** WRITTEN EXERCISE 1 **
According to the pending home sales report, which was the only region where contract signings increased?
** WRITTEN EXERCISE 2 **
Extend the pending home sales report from where it stops.

** SOURCE PASSAGE **
▬▬▬▬▬▬▬▬▬▬
The number of sales, a forward-looking indicator based on contract signings, declined 2.4 percent, to 108.5, last month from 111.2 in July and is slightly lower than last year’s level, the National Association of Realtors (NAR) reported on Thursday.


Only the Northeast saw an increase in contract signings.

“Contract activity slackened throughout the country in August except for in the Northeast, where higher inventory totals are giving home shoppers greater options and better success signing a contract,” said Lawrence Yun, NAR chief economist.

“In most other areas, an increased number of prospective buyers appear to be either wavering at the steeper home prices pushed up by inventory shortages or disheartened by the competition for the miniscule number of affordable listings,” Yun said.

With last month’s decline, the index is now at its second lowest reading this year after January's 105.4.

Yun said evidence is piling up that the construction of new homes is crucial to keeping momentum building behind the housing recovery.

Housing inventory has declined year-over-year for 15 straight months, and there are concerns that a lack of inventory will push up prices through the end of the year.
▬▬▬▬▬▬▬▬▬▬
** SUPPLIED INFORMATION **
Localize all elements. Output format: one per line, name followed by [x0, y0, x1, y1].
▬▬▬▬▬▬▬▬▬▬
** REPLY 1 **
The Northeast.

** REPLY 2 **
“There will be an expected seasonal decline in new listings in coming months, which could accelerate price appreciation and make finding an affordable home even more of a struggle for would-be buyers,” Yun said.

Earlier this month, NAR released a new study that showed single-family home construction is not keeping pace with job creation.

“Given the current conditions, there’s not much room for sales to march again towards June’s peak cyclical sales pace,” Yun said.

But sales are still expected to exceed last year's levels.

Existing-home sales this year should total around 5.36 million, a 2.1 percent increase from 2015 and the highest annual pace since 2006's 6.48 million.

The national median existing-home price growth is forecast this year to rise around 4 percent.

Regionally, sales in the Northeast rose 1.3 percent.

In the Midwest, sales decreased 0.9 percent; they were down 3.2 percent in the South and 5.3 percent in the West.